● Directive
Collect the lines of the entries where "Survival" shows up.

------------------------

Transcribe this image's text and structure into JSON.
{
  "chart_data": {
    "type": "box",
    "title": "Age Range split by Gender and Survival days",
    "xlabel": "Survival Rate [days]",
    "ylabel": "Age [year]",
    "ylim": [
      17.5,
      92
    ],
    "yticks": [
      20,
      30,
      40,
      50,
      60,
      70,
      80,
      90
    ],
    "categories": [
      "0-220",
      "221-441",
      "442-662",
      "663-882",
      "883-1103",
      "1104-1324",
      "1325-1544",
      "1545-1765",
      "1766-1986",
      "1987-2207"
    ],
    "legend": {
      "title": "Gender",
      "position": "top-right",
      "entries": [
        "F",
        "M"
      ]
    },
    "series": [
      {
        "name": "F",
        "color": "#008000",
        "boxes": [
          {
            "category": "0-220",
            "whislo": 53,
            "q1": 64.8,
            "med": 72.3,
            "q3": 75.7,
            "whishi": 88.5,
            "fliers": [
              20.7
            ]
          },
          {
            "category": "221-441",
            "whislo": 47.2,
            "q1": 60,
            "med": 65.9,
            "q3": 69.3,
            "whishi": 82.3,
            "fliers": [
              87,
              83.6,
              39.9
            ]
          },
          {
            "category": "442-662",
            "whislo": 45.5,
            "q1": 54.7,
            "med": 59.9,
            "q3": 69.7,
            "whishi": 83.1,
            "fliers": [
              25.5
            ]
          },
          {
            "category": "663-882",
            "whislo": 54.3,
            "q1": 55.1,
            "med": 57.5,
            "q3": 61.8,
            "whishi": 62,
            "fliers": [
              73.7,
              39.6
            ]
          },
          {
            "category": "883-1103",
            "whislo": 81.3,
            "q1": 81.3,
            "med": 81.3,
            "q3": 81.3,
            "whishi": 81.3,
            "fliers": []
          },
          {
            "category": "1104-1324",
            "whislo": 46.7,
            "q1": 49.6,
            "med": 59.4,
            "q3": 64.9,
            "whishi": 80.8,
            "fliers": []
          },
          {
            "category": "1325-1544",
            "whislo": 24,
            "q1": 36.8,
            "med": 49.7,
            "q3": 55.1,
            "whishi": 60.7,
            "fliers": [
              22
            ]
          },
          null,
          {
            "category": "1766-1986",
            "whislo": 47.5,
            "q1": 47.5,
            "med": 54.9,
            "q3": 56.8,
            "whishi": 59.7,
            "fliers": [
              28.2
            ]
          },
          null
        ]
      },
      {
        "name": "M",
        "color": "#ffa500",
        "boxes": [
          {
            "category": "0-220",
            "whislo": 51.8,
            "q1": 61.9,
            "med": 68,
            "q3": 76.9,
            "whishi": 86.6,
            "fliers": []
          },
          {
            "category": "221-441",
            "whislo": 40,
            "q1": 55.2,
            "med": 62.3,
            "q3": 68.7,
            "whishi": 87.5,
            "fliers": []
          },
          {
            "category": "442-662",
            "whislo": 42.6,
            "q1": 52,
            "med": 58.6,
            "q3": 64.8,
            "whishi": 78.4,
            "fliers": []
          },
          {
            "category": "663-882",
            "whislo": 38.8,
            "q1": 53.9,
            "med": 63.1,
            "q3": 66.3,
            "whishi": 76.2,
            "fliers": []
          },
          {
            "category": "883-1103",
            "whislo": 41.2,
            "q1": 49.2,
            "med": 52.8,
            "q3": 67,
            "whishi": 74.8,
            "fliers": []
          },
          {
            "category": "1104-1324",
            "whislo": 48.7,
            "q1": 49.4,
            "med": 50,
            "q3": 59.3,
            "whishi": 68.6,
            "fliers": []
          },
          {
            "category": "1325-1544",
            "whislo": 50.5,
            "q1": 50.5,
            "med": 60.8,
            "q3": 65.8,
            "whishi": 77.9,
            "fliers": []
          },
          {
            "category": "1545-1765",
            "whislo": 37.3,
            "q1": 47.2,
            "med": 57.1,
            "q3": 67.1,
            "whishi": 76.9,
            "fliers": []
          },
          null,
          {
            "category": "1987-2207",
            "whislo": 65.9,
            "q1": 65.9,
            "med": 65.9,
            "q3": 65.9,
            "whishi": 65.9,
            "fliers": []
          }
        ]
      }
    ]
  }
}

------------------------

● Response to the exercise
    "title": "Age Range split by Gender and Survival days",
    "xlabel": "Survival Rate [days]",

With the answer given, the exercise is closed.